→ GOAL
Output each entry that follows exactly. Images stay out.

___ DATASET CONTENT

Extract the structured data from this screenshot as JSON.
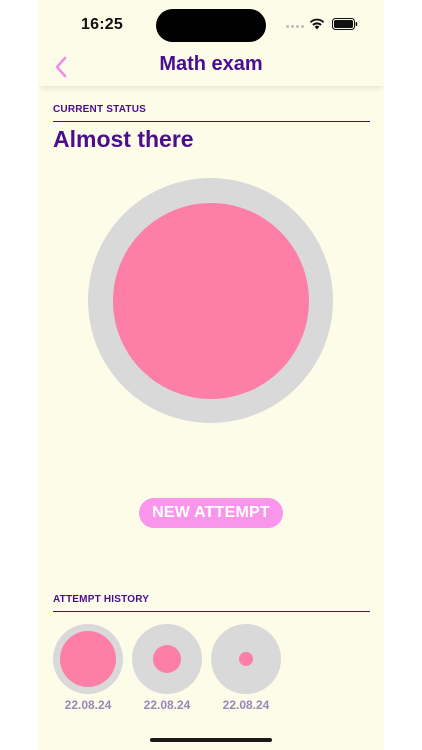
{
  "status_bar": {
    "time": "16:25"
  },
  "nav": {
    "back_icon": "chevron-left-icon",
    "title": "Math exam"
  },
  "current_status": {
    "section_label": "CURRENT STATUS",
    "title": "Almost there",
    "progress": 0.8
  },
  "actions": {
    "new_attempt_label": "NEW ATTEMPT"
  },
  "history": {
    "section_label": "ATTEMPT HISTORY",
    "attempts": [
      {
        "date": "22.08.24",
        "progress": 0.8
      },
      {
        "date": "22.08.24",
        "progress": 0.4
      },
      {
        "date": "22.08.24",
        "progress": 0.2
      }
    ]
  },
  "colors": {
    "accent": "#4a0e8f",
    "fill": "#fd7fa8",
    "track": "#d9d9d9",
    "button": "#f996ec",
    "background": "#fdfce9"
  }
}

______

→ TASK RESULT
Extract the structured data from this screenshot as JSON.
{
  "status_bar": {
    "time": "16:25"
  },
  "nav": {
    "back_icon": "chevron-left-icon",
    "title": "Math exam"
  },
  "current_status": {
    "section_label": "CURRENT STATUS",
    "title": "Almost there",
    "progress": 0.8
  },
  "actions": {
    "new_attempt_label": "NEW ATTEMPT"
  },
  "history": {
    "section_label": "ATTEMPT HISTORY",
    "attempts": [
      {
        "date": "22.08.24",
        "progress": 0.8
      },
      {
        "date": "22.08.24",
        "progress": 0.4
      },
      {
        "date": "22.08.24",
        "progress": 0.2
      }
    ]
  },
  "colors": {
    "accent": "#4a0e8f",
    "fill": "#fd7fa8",
    "track": "#d9d9d9",
    "button": "#f996ec",
    "background": "#fdfce9"
  }
}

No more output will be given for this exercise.